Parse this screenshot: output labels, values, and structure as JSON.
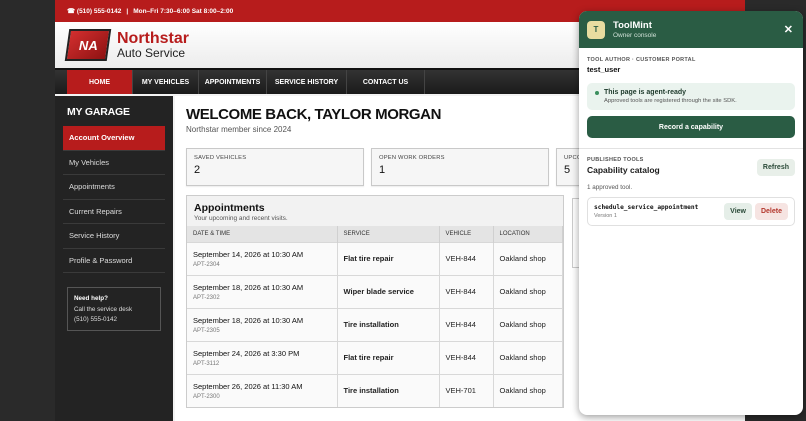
{
  "site": {
    "topbar": {
      "phone": "☎ (510) 555-0142",
      "divider": "|",
      "hours": "Mon–Fri 7:30–6:00   Sat 8:00–2:00"
    },
    "brand": {
      "logo_text": "NA",
      "line1": "Northstar",
      "line2": "Auto Service"
    },
    "nav": [
      "HOME",
      "MY VEHICLES",
      "APPOINTMENTS",
      "SERVICE HISTORY",
      "CONTACT US"
    ],
    "sidebar": {
      "title": "MY GARAGE",
      "items": [
        "Account Overview",
        "My Vehicles",
        "Appointments",
        "Current Repairs",
        "Service History",
        "Profile & Password"
      ],
      "help": {
        "title": "Need help?",
        "line1": "Call the service desk",
        "line2": "(510) 555-0142"
      }
    },
    "main": {
      "welcome": "WELCOME BACK, TAYLOR MORGAN",
      "since": "Northstar member since 2024",
      "stats": [
        {
          "label": "SAVED VEHICLES",
          "value": "2"
        },
        {
          "label": "OPEN WORK ORDERS",
          "value": "1"
        },
        {
          "label": "UPCO",
          "value": "5"
        }
      ],
      "appointments": {
        "title": "Appointments",
        "subtitle": "Your upcoming and recent visits.",
        "columns": [
          "DATE & TIME",
          "SERVICE",
          "VEHICLE",
          "LOCATION"
        ],
        "rows": [
          {
            "date": "September 14, 2026 at 10:30 AM",
            "id": "APT-2304",
            "service": "Flat tire repair",
            "vehicle": "VEH-844",
            "location": "Oakland shop"
          },
          {
            "date": "September 18, 2026 at 10:30 AM",
            "id": "APT-2302",
            "service": "Wiper blade service",
            "vehicle": "VEH-844",
            "location": "Oakland shop"
          },
          {
            "date": "September 18, 2026 at 10:30 AM",
            "id": "APT-2305",
            "service": "Tire installation",
            "vehicle": "VEH-844",
            "location": "Oakland shop"
          },
          {
            "date": "September 24, 2026 at 3:30 PM",
            "id": "APT-3112",
            "service": "Flat tire repair",
            "vehicle": "VEH-844",
            "location": "Oakland shop"
          },
          {
            "date": "September 26, 2026 at 11:30 AM",
            "id": "APT-2300",
            "service": "Tire installation",
            "vehicle": "VEH-701",
            "location": "Oakland shop"
          }
        ]
      }
    }
  },
  "panel": {
    "avatar": "T",
    "name": "ToolMint",
    "subtitle": "Owner console",
    "close": "✕",
    "author_label": "TOOL AUTHOR · CUSTOMER PORTAL",
    "author": "test_user",
    "ready_title": "This page is agent-ready",
    "ready_sub": "Approved tools are registered through the site SDK.",
    "record_label": "Record a capability",
    "published_label": "PUBLISHED TOOLS",
    "catalog_title": "Capability catalog",
    "refresh_label": "Refresh",
    "approved_count": "1 approved tool.",
    "tools": [
      {
        "name": "schedule_service_appointment",
        "version": "Version 1",
        "view": "View",
        "delete": "Delete"
      }
    ]
  },
  "colors": {
    "brand_red": "#b71c1c",
    "panel_green": "#2a5c44"
  }
}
————————
▶ [Task] Repeat the entries exactly. Pictures are excluded from the copy.

▶ [Solution for this task]
Parse this screenshot: output labels, values, and structure as JSON.
{
  "site": {
    "topbar": {
      "phone": "☎ (510) 555-0142",
      "divider": "|",
      "hours": "Mon–Fri 7:30–6:00   Sat 8:00–2:00"
    },
    "brand": {
      "logo_text": "NA",
      "line1": "Northstar",
      "line2": "Auto Service"
    },
    "nav": [
      "HOME",
      "MY VEHICLES",
      "APPOINTMENTS",
      "SERVICE HISTORY",
      "CONTACT US"
    ],
    "sidebar": {
      "title": "MY GARAGE",
      "items": [
        "Account Overview",
        "My Vehicles",
        "Appointments",
        "Current Repairs",
        "Service History",
        "Profile & Password"
      ],
      "help": {
        "title": "Need help?",
        "line1": "Call the service desk",
        "line2": "(510) 555-0142"
      }
    },
    "main": {
      "welcome": "WELCOME BACK, TAYLOR MORGAN",
      "since": "Northstar member since 2024",
      "stats": [
        {
          "label": "SAVED VEHICLES",
          "value": "2"
        },
        {
          "label": "OPEN WORK ORDERS",
          "value": "1"
        },
        {
          "label": "UPCO",
          "value": "5"
        }
      ],
      "appointments": {
        "title": "Appointments",
        "subtitle": "Your upcoming and recent visits.",
        "columns": [
          "DATE & TIME",
          "SERVICE",
          "VEHICLE",
          "LOCATION"
        ],
        "rows": [
          {
            "date": "September 14, 2026 at 10:30 AM",
            "id": "APT-2304",
            "service": "Flat tire repair",
            "vehicle": "VEH-844",
            "location": "Oakland shop"
          },
          {
            "date": "September 18, 2026 at 10:30 AM",
            "id": "APT-2302",
            "service": "Wiper blade service",
            "vehicle": "VEH-844",
            "location": "Oakland shop"
          },
          {
            "date": "September 18, 2026 at 10:30 AM",
            "id": "APT-2305",
            "service": "Tire installation",
            "vehicle": "VEH-844",
            "location": "Oakland shop"
          },
          {
            "date": "September 24, 2026 at 3:30 PM",
            "id": "APT-3112",
            "service": "Flat tire repair",
            "vehicle": "VEH-844",
            "location": "Oakland shop"
          },
          {
            "date": "September 26, 2026 at 11:30 AM",
            "id": "APT-2300",
            "service": "Tire installation",
            "vehicle": "VEH-701",
            "location": "Oakland shop"
          }
        ]
      }
    }
  },
  "panel": {
    "avatar": "T",
    "name": "ToolMint",
    "subtitle": "Owner console",
    "close": "✕",
    "author_label": "TOOL AUTHOR · CUSTOMER PORTAL",
    "author": "test_user",
    "ready_title": "This page is agent-ready",
    "ready_sub": "Approved tools are registered through the site SDK.",
    "record_label": "Record a capability",
    "published_label": "PUBLISHED TOOLS",
    "catalog_title": "Capability catalog",
    "refresh_label": "Refresh",
    "approved_count": "1 approved tool.",
    "tools": [
      {
        "name": "schedule_service_appointment",
        "version": "Version 1",
        "view": "View",
        "delete": "Delete"
      }
    ]
  },
  "colors": {
    "brand_red": "#b71c1c",
    "panel_green": "#2a5c44"
  }
}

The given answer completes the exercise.